> _TASK TO COMPLETE_:
Copy every line of the material below word for word.

— begin —

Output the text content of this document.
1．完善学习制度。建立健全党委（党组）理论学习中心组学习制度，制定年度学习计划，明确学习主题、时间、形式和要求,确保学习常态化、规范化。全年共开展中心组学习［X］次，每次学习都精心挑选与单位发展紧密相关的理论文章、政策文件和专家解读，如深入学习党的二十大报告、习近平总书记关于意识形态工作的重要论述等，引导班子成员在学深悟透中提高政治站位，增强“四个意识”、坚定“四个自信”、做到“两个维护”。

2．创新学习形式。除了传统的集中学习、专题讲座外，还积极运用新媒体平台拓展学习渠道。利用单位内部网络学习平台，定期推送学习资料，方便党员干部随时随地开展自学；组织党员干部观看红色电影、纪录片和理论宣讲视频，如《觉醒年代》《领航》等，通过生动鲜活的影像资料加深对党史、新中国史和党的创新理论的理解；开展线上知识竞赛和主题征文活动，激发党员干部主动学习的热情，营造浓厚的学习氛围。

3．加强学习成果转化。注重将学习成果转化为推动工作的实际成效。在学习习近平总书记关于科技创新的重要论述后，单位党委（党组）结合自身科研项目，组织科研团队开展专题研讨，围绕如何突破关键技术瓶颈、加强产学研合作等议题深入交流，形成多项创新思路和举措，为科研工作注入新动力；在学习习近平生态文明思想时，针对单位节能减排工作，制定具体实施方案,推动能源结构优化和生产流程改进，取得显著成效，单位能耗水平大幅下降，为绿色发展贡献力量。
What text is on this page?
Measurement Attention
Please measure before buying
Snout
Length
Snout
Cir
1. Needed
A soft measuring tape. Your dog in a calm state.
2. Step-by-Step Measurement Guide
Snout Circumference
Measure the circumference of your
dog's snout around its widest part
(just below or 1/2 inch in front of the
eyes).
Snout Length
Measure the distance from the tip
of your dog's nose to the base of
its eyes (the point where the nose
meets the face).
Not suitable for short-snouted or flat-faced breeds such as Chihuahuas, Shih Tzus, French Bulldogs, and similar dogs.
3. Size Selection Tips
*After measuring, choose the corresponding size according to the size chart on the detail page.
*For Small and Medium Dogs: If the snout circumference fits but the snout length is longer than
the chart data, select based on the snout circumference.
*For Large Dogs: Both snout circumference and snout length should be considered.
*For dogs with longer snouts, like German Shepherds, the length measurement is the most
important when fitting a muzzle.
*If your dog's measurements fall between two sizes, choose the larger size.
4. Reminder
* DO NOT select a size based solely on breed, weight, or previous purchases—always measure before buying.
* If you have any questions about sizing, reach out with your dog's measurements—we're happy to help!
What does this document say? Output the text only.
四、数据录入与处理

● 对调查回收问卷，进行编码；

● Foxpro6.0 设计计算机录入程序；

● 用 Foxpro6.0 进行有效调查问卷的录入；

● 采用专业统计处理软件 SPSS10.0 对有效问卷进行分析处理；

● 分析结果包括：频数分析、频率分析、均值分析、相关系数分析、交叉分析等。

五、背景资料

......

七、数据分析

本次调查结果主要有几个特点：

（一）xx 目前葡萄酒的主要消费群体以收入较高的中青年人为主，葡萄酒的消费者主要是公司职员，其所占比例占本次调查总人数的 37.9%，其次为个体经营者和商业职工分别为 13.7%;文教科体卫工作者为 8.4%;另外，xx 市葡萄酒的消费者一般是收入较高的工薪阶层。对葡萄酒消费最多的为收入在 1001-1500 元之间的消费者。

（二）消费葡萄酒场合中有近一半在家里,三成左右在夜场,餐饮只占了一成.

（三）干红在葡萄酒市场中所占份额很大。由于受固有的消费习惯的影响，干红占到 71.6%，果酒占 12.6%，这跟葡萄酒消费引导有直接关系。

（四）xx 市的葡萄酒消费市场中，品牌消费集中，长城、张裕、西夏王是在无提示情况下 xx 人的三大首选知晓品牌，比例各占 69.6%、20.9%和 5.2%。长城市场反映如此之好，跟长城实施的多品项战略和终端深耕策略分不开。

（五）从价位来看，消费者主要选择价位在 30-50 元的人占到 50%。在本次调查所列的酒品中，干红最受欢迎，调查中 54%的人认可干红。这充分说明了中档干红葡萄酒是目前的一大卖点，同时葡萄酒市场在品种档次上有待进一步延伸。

— end —

> _FULL SOLUTION_:
Output the text content of this document.
1．完善学习制度。建立健全党委（党组）理论学习中心组学习制度，制定年度学习计划，明确学习主题、时间、形式和要求,确保学习常态化、规范化。全年共开展中心组学习［X］次，每次学习都精心挑选与单位发展紧密相关的理论文章、政策文件和专家解读，如深入学习党的二十大报告、习近平总书记关于意识形态工作的重要论述等，引导班子成员在学深悟透中提高政治站位，增强“四个意识”、坚定“四个自信”、做到“两个维护”。

2．创新学习形式。除了传统的集中学习、专题讲座外，还积极运用新媒体平台拓展学习渠道。利用单位内部网络学习平台，定期推送学习资料，方便党员干部随时随地开展自学；组织党员干部观看红色电影、纪录片和理论宣讲视频，如《觉醒年代》《领航》等，通过生动鲜活的影像资料加深对党史、新中国史和党的创新理论的理解；开展线上知识竞赛和主题征文活动，激发党员干部主动学习的热情，营造浓厚的学习氛围。

3．加强学习成果转化。注重将学习成果转化为推动工作的实际成效。在学习习近平总书记关于科技创新的重要论述后，单位党委（党组）结合自身科研项目，组织科研团队开展专题研讨，围绕如何突破关键技术瓶颈、加强产学研合作等议题深入交流，形成多项创新思路和举措，为科研工作注入新动力；在学习习近平生态文明思想时，针对单位节能减排工作，制定具体实施方案,推动能源结构优化和生产流程改进，取得显著成效，单位能耗水平大幅下降，为绿色发展贡献力量。
What text is on this page?
Measurement Attention
Please measure before buying
Snout
Length
Snout
Cir
1. Needed
A soft measuring tape. Your dog in a calm state.
2. Step-by-Step Measurement Guide
Snout Circumference
Measure the circumference of your
dog's snout around its widest part
(just below or 1/2 inch in front of the
eyes).
Snout Length
Measure the distance from the tip
of your dog's nose to the base of
its eyes (the point where the nose
meets the face).
Not suitable for short-snouted or flat-faced breeds such as Chihuahuas, Shih Tzus, French Bulldogs, and similar dogs.
3. Size Selection Tips
*After measuring, choose the corresponding size according to the size chart on the detail page.
*For Small and Medium Dogs: If the snout circumference fits but the snout length is longer than
the chart data, select based on the snout circumference.
*For Large Dogs: Both snout circumference and snout length should be considered.
*For dogs with longer snouts, like German Shepherds, the length measurement is the most
important when fitting a muzzle.
*If your dog's measurements fall between two sizes, choose the larger size.
4. Reminder
* DO NOT select a size based solely on breed, weight, or previous purchases—always measure before buying.
* If you have any questions about sizing, reach out with your dog's measurements—we're happy to help!
What does this document say? Output the text only.
四、数据录入与处理

● 对调查回收问卷，进行编码；

● Foxpro6.0 设计计算机录入程序；

● 用 Foxpro6.0 进行有效调查问卷的录入；

● 采用专业统计处理软件 SPSS10.0 对有效问卷进行分析处理；

● 分析结果包括：频数分析、频率分析、均值分析、相关系数分析、交叉分析等。

五、背景资料

......

七、数据分析

本次调查结果主要有几个特点：

（一）xx 目前葡萄酒的主要消费群体以收入较高的中青年人为主，葡萄酒的消费者主要是公司职员，其所占比例占本次调查总人数的 37.9%，其次为个体经营者和商业职工分别为 13.7%;文教科体卫工作者为 8.4%;另外，xx 市葡萄酒的消费者一般是收入较高的工薪阶层。对葡萄酒消费最多的为收入在 1001-1500 元之间的消费者。

（二）消费葡萄酒场合中有近一半在家里,三成左右在夜场,餐饮只占了一成.

（三）干红在葡萄酒市场中所占份额很大。由于受固有的消费习惯的影响，干红占到 71.6%，果酒占 12.6%，这跟葡萄酒消费引导有直接关系。

（四）xx 市的葡萄酒消费市场中，品牌消费集中，长城、张裕、西夏王是在无提示情况下 xx 人的三大首选知晓品牌，比例各占 69.6%、20.9%和 5.2%。长城市场反映如此之好，跟长城实施的多品项战略和终端深耕策略分不开。

（五）从价位来看，消费者主要选择价位在 30-50 元的人占到 50%。在本次调查所列的酒品中，干红最受欢迎，调查中 54%的人认可干红。这充分说明了中档干红葡萄酒是目前的一大卖点，同时葡萄酒市场在品种档次上有待进一步延伸。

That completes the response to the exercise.